◆ DIRECTION ◆
In the listing that follows, count each line where the word "Analysis" appears; write nothing but the count.

------ RECORD SET ------

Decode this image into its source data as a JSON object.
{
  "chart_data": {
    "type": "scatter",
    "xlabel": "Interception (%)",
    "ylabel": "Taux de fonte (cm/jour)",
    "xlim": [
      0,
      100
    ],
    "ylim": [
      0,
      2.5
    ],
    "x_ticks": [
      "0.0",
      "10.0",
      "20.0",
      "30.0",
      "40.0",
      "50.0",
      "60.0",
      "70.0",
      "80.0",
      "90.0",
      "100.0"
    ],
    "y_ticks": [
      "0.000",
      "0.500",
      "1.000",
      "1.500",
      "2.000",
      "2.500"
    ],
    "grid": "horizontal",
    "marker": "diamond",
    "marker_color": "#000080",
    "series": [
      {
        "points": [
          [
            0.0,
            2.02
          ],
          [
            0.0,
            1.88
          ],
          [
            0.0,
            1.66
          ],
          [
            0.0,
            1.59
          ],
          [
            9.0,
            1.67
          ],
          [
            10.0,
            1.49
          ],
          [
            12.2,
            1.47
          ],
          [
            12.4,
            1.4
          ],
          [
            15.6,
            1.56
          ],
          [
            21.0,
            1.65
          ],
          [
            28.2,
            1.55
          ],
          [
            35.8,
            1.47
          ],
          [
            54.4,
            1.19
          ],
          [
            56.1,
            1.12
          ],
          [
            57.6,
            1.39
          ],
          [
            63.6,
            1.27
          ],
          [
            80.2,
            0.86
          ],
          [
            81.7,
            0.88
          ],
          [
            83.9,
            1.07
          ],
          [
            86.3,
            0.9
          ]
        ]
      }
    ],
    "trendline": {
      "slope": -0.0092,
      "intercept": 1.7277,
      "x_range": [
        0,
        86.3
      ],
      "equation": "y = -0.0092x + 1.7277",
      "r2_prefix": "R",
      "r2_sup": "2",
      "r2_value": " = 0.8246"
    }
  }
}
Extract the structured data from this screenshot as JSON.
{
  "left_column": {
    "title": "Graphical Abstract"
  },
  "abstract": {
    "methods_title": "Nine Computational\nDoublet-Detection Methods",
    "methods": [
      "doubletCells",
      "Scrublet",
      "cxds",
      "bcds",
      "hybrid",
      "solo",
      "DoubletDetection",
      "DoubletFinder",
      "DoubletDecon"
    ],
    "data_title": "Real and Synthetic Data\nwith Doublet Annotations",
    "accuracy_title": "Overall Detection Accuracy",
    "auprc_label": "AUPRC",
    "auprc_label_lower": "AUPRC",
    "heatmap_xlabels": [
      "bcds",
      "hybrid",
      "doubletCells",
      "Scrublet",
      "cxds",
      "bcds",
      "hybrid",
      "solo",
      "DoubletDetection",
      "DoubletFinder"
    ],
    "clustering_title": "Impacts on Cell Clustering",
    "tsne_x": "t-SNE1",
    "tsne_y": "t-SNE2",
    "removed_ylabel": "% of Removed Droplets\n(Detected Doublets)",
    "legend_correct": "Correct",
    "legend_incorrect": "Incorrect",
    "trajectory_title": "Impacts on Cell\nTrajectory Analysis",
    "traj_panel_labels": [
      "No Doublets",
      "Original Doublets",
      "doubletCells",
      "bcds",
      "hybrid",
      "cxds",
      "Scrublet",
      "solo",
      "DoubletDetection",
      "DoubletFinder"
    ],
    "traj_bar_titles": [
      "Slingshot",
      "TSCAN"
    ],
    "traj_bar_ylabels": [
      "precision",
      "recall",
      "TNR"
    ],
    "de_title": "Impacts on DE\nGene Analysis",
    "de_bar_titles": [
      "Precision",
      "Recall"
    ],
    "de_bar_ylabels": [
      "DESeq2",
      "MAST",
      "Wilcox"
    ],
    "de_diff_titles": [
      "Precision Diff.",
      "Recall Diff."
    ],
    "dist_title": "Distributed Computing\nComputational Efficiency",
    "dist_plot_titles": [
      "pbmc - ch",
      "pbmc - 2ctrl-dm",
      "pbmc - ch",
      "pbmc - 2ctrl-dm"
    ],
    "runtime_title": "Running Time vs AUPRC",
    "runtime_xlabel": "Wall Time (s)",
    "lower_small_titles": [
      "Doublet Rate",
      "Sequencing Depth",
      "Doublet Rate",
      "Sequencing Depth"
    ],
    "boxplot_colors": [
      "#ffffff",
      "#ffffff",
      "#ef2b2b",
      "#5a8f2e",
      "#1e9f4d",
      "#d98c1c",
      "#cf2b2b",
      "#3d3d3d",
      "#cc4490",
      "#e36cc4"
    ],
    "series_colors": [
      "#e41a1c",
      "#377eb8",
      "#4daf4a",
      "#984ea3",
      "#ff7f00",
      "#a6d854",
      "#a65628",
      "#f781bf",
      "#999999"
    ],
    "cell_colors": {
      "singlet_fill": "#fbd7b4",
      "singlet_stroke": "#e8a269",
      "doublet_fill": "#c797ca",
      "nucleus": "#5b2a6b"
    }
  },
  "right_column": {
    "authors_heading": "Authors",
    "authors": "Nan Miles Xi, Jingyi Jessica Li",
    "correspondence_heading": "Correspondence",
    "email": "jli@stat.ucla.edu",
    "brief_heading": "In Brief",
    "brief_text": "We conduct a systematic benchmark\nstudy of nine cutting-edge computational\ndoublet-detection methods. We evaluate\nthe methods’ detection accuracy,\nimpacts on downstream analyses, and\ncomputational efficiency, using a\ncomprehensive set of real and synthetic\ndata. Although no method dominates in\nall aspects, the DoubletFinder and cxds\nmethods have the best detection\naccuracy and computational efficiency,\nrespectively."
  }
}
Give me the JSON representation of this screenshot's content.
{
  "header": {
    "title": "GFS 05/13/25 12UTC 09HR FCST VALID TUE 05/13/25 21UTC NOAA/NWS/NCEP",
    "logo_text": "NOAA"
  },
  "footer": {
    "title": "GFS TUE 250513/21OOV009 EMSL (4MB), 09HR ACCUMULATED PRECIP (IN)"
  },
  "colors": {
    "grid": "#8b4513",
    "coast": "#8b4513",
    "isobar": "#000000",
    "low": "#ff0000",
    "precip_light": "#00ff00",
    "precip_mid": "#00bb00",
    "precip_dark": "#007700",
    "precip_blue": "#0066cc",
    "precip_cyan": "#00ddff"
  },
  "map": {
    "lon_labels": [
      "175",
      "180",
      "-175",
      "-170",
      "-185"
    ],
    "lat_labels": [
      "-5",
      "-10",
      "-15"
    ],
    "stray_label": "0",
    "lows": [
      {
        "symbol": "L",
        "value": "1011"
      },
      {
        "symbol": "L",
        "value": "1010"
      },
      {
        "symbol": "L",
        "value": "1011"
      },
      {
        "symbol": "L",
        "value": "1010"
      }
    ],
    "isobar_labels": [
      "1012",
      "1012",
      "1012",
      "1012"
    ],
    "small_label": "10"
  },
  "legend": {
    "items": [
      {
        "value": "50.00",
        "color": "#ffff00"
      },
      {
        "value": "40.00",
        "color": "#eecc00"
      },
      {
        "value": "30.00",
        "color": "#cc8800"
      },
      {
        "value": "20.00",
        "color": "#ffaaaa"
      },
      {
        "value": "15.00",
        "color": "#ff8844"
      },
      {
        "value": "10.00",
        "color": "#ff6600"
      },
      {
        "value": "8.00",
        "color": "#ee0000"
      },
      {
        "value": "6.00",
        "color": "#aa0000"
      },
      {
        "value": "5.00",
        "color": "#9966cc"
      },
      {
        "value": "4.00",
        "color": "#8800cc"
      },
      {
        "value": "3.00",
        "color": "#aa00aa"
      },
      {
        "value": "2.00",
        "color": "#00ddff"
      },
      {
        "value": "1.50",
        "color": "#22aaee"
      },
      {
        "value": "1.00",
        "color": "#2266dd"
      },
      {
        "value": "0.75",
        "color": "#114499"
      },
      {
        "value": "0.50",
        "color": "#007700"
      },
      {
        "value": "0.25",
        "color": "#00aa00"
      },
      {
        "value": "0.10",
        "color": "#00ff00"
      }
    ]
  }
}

------

◆ REPLY ◆
2